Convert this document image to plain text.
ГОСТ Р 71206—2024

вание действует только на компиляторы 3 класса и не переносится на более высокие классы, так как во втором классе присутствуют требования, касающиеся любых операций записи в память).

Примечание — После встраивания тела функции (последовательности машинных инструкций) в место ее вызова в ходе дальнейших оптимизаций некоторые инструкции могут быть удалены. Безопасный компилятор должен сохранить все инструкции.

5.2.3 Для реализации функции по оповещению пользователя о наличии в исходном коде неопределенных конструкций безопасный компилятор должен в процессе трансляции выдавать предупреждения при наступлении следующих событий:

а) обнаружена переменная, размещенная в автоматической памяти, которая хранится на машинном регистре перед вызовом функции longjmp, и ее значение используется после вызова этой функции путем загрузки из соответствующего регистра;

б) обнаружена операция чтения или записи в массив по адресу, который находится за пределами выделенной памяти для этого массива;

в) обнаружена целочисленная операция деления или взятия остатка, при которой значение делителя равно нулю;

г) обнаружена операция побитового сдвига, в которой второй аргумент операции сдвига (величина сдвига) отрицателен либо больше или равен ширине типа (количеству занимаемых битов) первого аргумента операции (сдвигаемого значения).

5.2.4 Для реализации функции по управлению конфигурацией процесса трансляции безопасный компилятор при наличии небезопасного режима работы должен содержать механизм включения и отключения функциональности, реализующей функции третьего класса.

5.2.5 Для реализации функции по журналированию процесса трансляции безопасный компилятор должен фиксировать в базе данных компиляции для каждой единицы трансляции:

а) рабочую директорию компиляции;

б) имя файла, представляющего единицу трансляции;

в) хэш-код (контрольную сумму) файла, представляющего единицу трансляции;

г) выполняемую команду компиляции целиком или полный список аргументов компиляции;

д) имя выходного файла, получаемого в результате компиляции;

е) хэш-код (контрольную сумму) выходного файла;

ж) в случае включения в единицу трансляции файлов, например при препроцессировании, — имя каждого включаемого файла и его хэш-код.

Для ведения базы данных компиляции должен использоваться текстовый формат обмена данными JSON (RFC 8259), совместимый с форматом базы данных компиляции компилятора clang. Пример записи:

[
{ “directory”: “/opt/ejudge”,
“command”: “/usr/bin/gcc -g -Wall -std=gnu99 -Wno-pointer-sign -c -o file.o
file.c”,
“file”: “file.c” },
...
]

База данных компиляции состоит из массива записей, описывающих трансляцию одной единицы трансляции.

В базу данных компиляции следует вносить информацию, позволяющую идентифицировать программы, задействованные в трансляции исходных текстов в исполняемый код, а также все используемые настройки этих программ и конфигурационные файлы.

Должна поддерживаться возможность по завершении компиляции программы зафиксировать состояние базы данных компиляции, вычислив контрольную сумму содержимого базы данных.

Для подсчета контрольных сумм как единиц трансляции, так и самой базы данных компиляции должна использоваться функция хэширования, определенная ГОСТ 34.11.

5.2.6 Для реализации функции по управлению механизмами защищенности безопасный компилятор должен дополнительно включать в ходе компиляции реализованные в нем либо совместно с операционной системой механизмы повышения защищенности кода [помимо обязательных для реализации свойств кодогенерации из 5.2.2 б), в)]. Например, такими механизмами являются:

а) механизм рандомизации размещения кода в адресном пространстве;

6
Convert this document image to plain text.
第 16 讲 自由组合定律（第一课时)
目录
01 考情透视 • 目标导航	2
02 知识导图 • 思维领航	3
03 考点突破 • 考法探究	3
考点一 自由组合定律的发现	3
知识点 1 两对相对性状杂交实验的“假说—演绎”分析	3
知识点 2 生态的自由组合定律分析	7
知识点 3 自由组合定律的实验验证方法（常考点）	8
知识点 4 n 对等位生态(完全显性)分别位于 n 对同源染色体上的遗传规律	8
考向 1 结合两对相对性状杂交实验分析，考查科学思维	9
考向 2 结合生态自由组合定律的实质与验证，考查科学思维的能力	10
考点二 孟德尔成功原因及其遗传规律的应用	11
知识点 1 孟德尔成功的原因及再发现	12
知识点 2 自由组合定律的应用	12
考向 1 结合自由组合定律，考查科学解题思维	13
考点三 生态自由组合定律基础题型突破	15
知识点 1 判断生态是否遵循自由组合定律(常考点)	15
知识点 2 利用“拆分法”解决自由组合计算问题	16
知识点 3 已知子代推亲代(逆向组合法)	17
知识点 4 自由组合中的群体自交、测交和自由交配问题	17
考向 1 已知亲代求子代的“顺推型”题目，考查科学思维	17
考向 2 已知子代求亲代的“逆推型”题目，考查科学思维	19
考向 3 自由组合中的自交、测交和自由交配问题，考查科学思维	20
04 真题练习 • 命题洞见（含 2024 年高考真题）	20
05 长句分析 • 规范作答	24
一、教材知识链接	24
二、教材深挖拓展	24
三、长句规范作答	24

◆ Work to be completed ◆
Report how many lines of the records above contain the word "файла", giving only the number.

◆ Response to this task ◆
5